▶ Exercise prompt
Please transcribe the listing below in full and word for word, without its pictures.

— START Stored rows —

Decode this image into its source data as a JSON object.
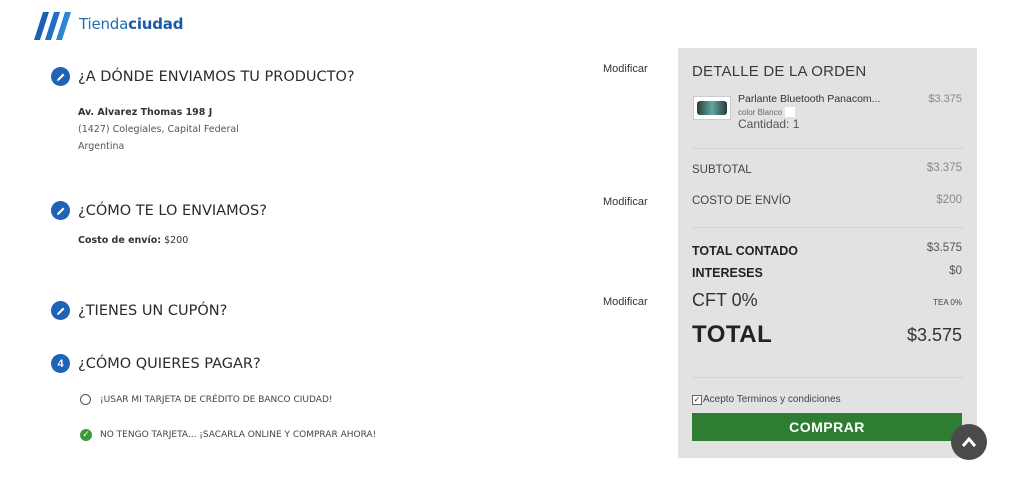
{
  "logo": {
    "text_light": "Tienda",
    "text_bold": "ciudad"
  },
  "steps": [
    {
      "icon": "pencil-icon",
      "title": "¿A DÓNDE ENVIAMOS TU PRODUCTO?",
      "action": "Modificar"
    },
    {
      "icon": "pencil-icon",
      "title": "¿CÓMO TE LO ENVIAMOS?",
      "action": "Modificar"
    },
    {
      "icon": "pencil-icon",
      "title": "¿TIENES UN CUPÓN?",
      "action": "Modificar"
    },
    {
      "number": "4",
      "title": "¿CÓMO QUIERES PAGAR?"
    }
  ],
  "address": {
    "street": "Av. Alvarez Thomas 198 J",
    "city": "(1427) Colegiales, Capital Federal",
    "country": "Argentina"
  },
  "shipping": {
    "label": "Costo de envío:",
    "value": "$200"
  },
  "payment_options": [
    {
      "label": "¡USAR MI TARJETA DE CRÉDITO DE BANCO CIUDAD!",
      "selected": false
    },
    {
      "label": "NO TENGO TARJETA... ¡SACARLA ONLINE Y COMPRAR AHORA!",
      "selected": true
    }
  ],
  "order": {
    "title": "DETALLE DE LA ORDEN",
    "product": {
      "name": "Parlante Bluetooth Panacom...",
      "color_label": "color Blanco",
      "qty": "Cantidad: 1",
      "price": "$3.375"
    },
    "subtotal_label": "SUBTOTAL",
    "subtotal": "$3.375",
    "shipping_label": "COSTO DE ENVÍO",
    "shipping": "$200",
    "total_contado_label": "TOTAL CONTADO",
    "total_contado": "$3.575",
    "intereses_label": "INTERESES",
    "intereses": "$0",
    "cft": "CFT 0%",
    "tea": "TEA 0%",
    "total_label": "TOTAL",
    "total": "$3.575",
    "terms": "Acepto Terminos y condiciones",
    "terms_checked": true,
    "button": "COMPRAR"
  },
  "colors": {
    "brand_blue": "#1d63b8",
    "panel_bg": "#e2e2e2",
    "buy_green": "#2e7d32",
    "check_green": "#3a9a3a"
  }
}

— END Stored rows —

▶ The solution
Decode this image into its source data as a JSON object.
{
  "logo": {
    "text_light": "Tienda",
    "text_bold": "ciudad"
  },
  "steps": [
    {
      "icon": "pencil-icon",
      "title": "¿A DÓNDE ENVIAMOS TU PRODUCTO?",
      "action": "Modificar"
    },
    {
      "icon": "pencil-icon",
      "title": "¿CÓMO TE LO ENVIAMOS?",
      "action": "Modificar"
    },
    {
      "icon": "pencil-icon",
      "title": "¿TIENES UN CUPÓN?",
      "action": "Modificar"
    },
    {
      "number": "4",
      "title": "¿CÓMO QUIERES PAGAR?"
    }
  ],
  "address": {
    "street": "Av. Alvarez Thomas 198 J",
    "city": "(1427) Colegiales, Capital Federal",
    "country": "Argentina"
  },
  "shipping": {
    "label": "Costo de envío:",
    "value": "$200"
  },
  "payment_options": [
    {
      "label": "¡USAR MI TARJETA DE CRÉDITO DE BANCO CIUDAD!",
      "selected": false
    },
    {
      "label": "NO TENGO TARJETA... ¡SACARLA ONLINE Y COMPRAR AHORA!",
      "selected": true
    }
  ],
  "order": {
    "title": "DETALLE DE LA ORDEN",
    "product": {
      "name": "Parlante Bluetooth Panacom...",
      "color_label": "color Blanco",
      "qty": "Cantidad: 1",
      "price": "$3.375"
    },
    "subtotal_label": "SUBTOTAL",
    "subtotal": "$3.375",
    "shipping_label": "COSTO DE ENVÍO",
    "shipping": "$200",
    "total_contado_label": "TOTAL CONTADO",
    "total_contado": "$3.575",
    "intereses_label": "INTERESES",
    "intereses": "$0",
    "cft": "CFT 0%",
    "tea": "TEA 0%",
    "total_label": "TOTAL",
    "total": "$3.575",
    "terms": "Acepto Terminos y condiciones",
    "terms_checked": true,
    "button": "COMPRAR"
  },
  "colors": {
    "brand_blue": "#1d63b8",
    "panel_bg": "#e2e2e2",
    "buy_green": "#2e7d32",
    "check_green": "#3a9a3a"
  }
}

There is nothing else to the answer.